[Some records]
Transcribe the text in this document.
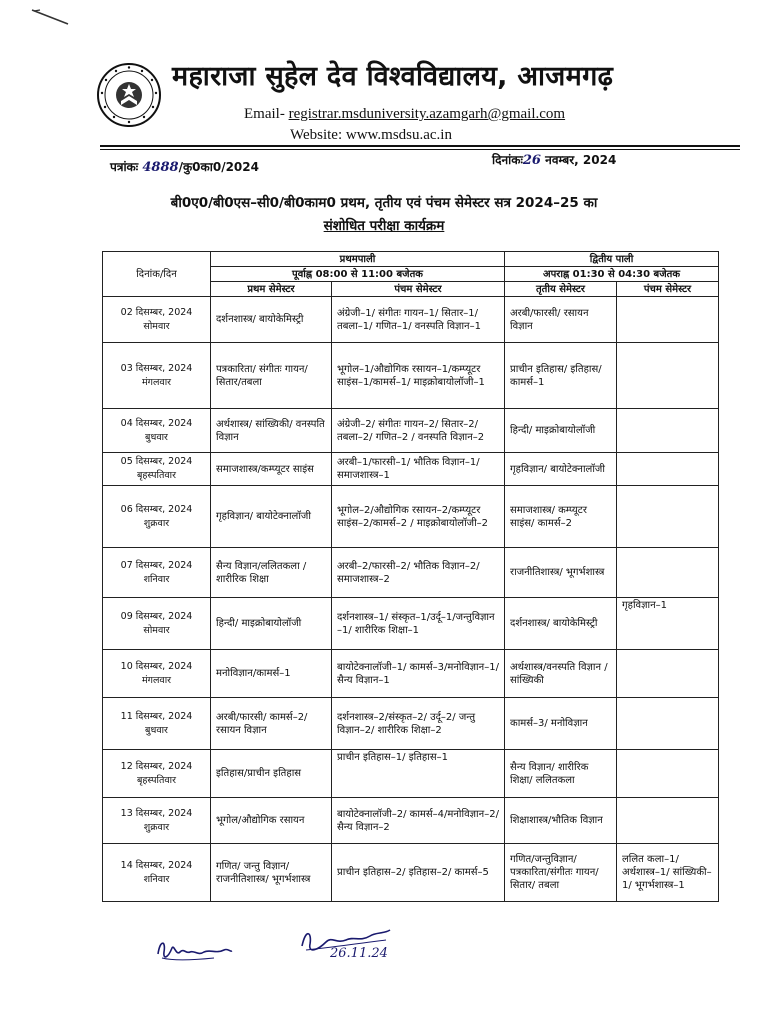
महाराजा सुहेल देव विश्वविद्यालय, आजमगढ़
Email- registrar.msduniversity.azamgarh@gmail.com
Website: www.msdsu.ac.in
पत्रांकः 4888/कु0का0/2024	दिनांकः26 नवम्बर, 2024
बी0ए0/बी0एस–सी0/बी0काम0 प्रथम, तृतीय एवं पंचम सेमेस्टर सत्र 2024–25 का
संशोधित परीक्षा कार्यक्रम
दिनांक/दिन	प्रथमपाली		द्वितीय पाली	
	पूर्वाह्न 08:00 से 11:00 बजेतक		अपराह्न 01:30 से 04:30 बजेतक	
	प्रथम सेमेस्टर	पंचम सेमेस्टर	तृतीय सेमेस्टर	पंचम सेमेस्टर

02 दिसम्बर, 2024
सोमवार	दर्शनशास्त्र/ बायोकेमिस्ट्री	अंग्रेजी–1/ संगीतः गायन–1/ सितार–1/तबला–1/ गणित–1/ वनस्पति विज्ञान–1	अरबी/फारसी/ रसायन विज्ञान	

03 दिसम्बर, 2024
मंगलवार	पत्रकारिता/ संगीतः गायन/सितार/तबला	भूगोल–1/औद्योगिक रसायन–1/कम्प्यूटर साइंस–1/कामर्स–1/ माइक्रोबायोलॉजी–1	प्राचीन इतिहास/ इतिहास/कामर्स–1	

04 दिसम्बर, 2024
बुधवार	अर्थशास्त्र/ सांख्यिकी/ वनस्पति विज्ञान	अंग्रेजी–2/ संगीतः गायन–2/ सितार–2/तबला–2/ गणित–2 / वनस्पति विज्ञान–2	हिन्दी/ माइक्रोबायोलॉजी	

05 दिसम्बर, 2024
बृहस्पतिवार	समाजशास्त्र/कम्प्यूटर साइंस	अरबी–1/फारसी–1/ भौतिक विज्ञान–1/ समाजशास्त्र–1	गृहविज्ञान/ बायोटेक्नालॉजी	

06 दिसम्बर, 2024
शुक्रवार	गृहविज्ञान/ बायोटेक्नालॉजी	भूगोल–2/औद्योगिक रसायन–2/कम्प्यूटर साइंस–2/कामर्स–2 / माइक्रोबायोलॉजी–2	समाजशास्त्र/ कम्प्यूटर साइंस/ कामर्स–2	

07 दिसम्बर, 2024
शनिवार	सैन्य विज्ञान/ललितकला /शारीरिक शिक्षा	अरबी–2/फारसी–2/ भौतिक विज्ञान–2/ समाजशास्त्र–2	राजनीतिशास्त्र/ भूगर्भशास्त्र	

09 दिसम्बर, 2024
सोमवार	हिन्दी/ माइक्रोबायोलॉजी	दर्शनशास्त्र–1/ संस्कृत–1/उर्दू–1/जन्तुविज्ञान –1/ शारीरिक शिक्षा–1	दर्शनशास्त्र/ बायोकेमिस्ट्री	गृहविज्ञान–1

10 दिसम्बर, 2024
मंगलवार	मनोविज्ञान/कामर्स–1	बायोटेक्नालॉजी–1/ कामर्स–3/मनोविज्ञान–1/सैन्य विज्ञान–1	अर्थशास्त्र/वनस्पति विज्ञान /सांख्यिकी	

11 दिसम्बर, 2024
बुधवार	अरबी/फारसी/ कामर्स–2/रसायन विज्ञान	दर्शनशास्त्र–2/संस्कृत–2/ उर्दू–2/ जन्तु विज्ञान–2/ शारीरिक शिक्षा–2	कामर्स–3/ मनोविज्ञान	

12 दिसम्बर, 2024
बृहस्पतिवार	इतिहास/प्राचीन इतिहास	प्राचीन इतिहास–1/ इतिहास–1	सैन्य विज्ञान/ शारीरिक शिक्षा/ ललितकला	

13 दिसम्बर, 2024
शुक्रवार	भूगोल/औद्योगिक रसायन	बायोटेक्नालॉजी–2/ कामर्स–4/मनोविज्ञान–2/सैन्य विज्ञान–2	शिक्षाशास्त्र/भौतिक विज्ञान	

14 दिसम्बर, 2024
शनिवार	गणित/ जन्तु विज्ञान/ राजनीतिशास्त्र/ भूगर्भशास्त्र	प्राचीन इतिहास–2/ इतिहास–2/ कामर्स–5	गणित/जन्तुविज्ञान/ पत्रकारिता/संगीतः गायन/सितार/ तबला	ललित कला–1/ अर्थशास्त्र–1/ सांख्यिकी–1/ भूगर्भशास्त्र–1
26.11.24
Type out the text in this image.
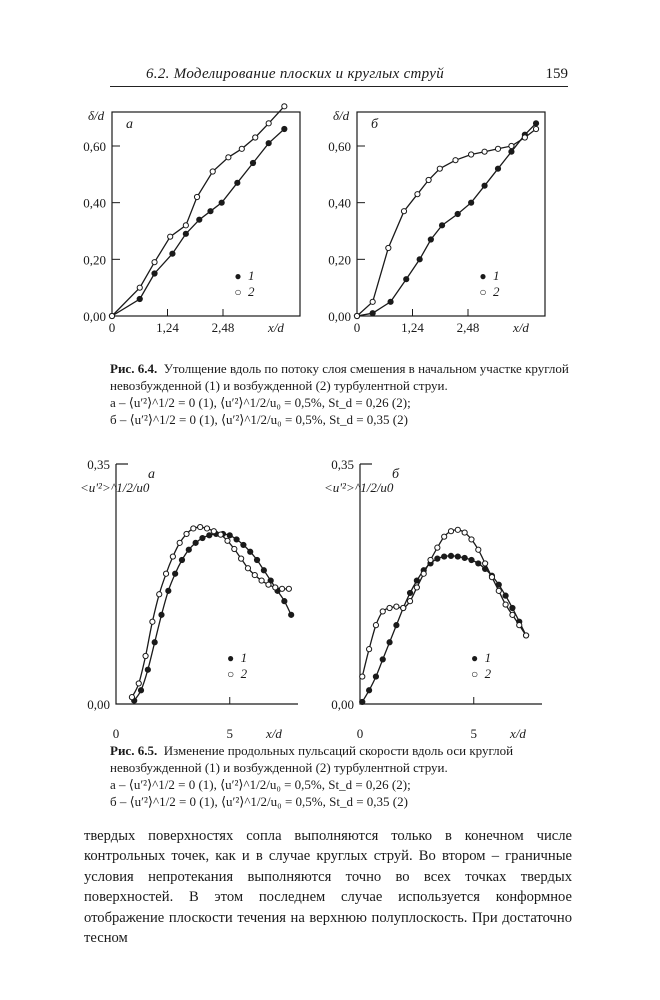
6.2. Моделирование плоских и круглых струй	159
0,00
0,20
0,40
0,60
0	1,24	2,48	x/d
δ/d
а
● 1
○ 2
0,00
0,20
0,40
0,60
0	1,24	2,48	x/d
δ/d
б
● 1
○ 2
Рис. 6.4. Утолщение вдоль по потоку слоя смешения в начальном участке круглой невозбужденной (1) и возбужденной (2) турбулентной струи.
а – ⟨u′²⟩^1/2 = 0 (1), ⟨u′²⟩^1/2/u₀ = 0,5%, St_d = 0,26 (2);
б – ⟨u′²⟩^1/2 = 0 (1), ⟨u′²⟩^1/2/u₀ = 0,5%, St_d = 0,35 (2)
0,00
0,35
0	5	x/d
<u'²>^1/2/u0
а
● 1
○ 2
0,00
0,35
0	5	x/d
<u'²>^1/2/u0
б
● 1
○ 2
Рис. 6.5. Изменение продольных пульсаций скорости вдоль оси круглой невозбужденной (1) и возбужденной (2) турбулентной струи.
а – ⟨u′²⟩^1/2 = 0 (1), ⟨u′²⟩^1/2/u₀ = 0,5%, St_d = 0,26 (2);
б – ⟨u′²⟩^1/2 = 0 (1), ⟨u′²⟩^1/2/u₀ = 0,5%, St_d = 0,35 (2)
твердых поверхностях сопла выполняются только в конечном числе контрольных точек, как и в случае круглых струй. Во втором – граничные условия непротекания выполняются точно во всех точках твердых поверхностей. В этом последнем случае используется конформное отображение плоскости течения на верхнюю полуплоскость. При достаточно тесном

▶ **Exercise description**: Extract word for word every line from the line that contains "Type out the text in this image." to the final line of the data, both included, and nothing else; skip the pictures.

▶ **The answer**:
Type out the text in this image.
6.2. Моделирование плоских и круглых струй	159
0,00
0,20
0,40
0,60
0	1,24	2,48	x/d
δ/d
а
● 1
○ 2
0,00
0,20
0,40
0,60
0	1,24	2,48	x/d
δ/d
б
● 1
○ 2
Рис. 6.4. Утолщение вдоль по потоку слоя смешения в начальном участке круглой невозбужденной (1) и возбужденной (2) турбулентной струи.
а – ⟨u′²⟩^1/2 = 0 (1), ⟨u′²⟩^1/2/u₀ = 0,5%, St_d = 0,26 (2);
б – ⟨u′²⟩^1/2 = 0 (1), ⟨u′²⟩^1/2/u₀ = 0,5%, St_d = 0,35 (2)
0,00
0,35
0	5	x/d
<u'²>^1/2/u0
а
● 1
○ 2
0,00
0,35
0	5	x/d
<u'²>^1/2/u0
б
● 1
○ 2
Рис. 6.5. Изменение продольных пульсаций скорости вдоль оси круглой невозбужденной (1) и возбужденной (2) турбулентной струи.
а – ⟨u′²⟩^1/2 = 0 (1), ⟨u′²⟩^1/2/u₀ = 0,5%, St_d = 0,26 (2);
б – ⟨u′²⟩^1/2 = 0 (1), ⟨u′²⟩^1/2/u₀ = 0,5%, St_d = 0,35 (2)
твердых поверхностях сопла выполняются только в конечном числе контрольных точек, как и в случае круглых струй. Во втором – граничные условия непротекания выполняются точно во всех точках твердых поверхностей. В этом последнем случае используется конформное отображение плоскости течения на верхнюю полуплоскость. При достаточно тесном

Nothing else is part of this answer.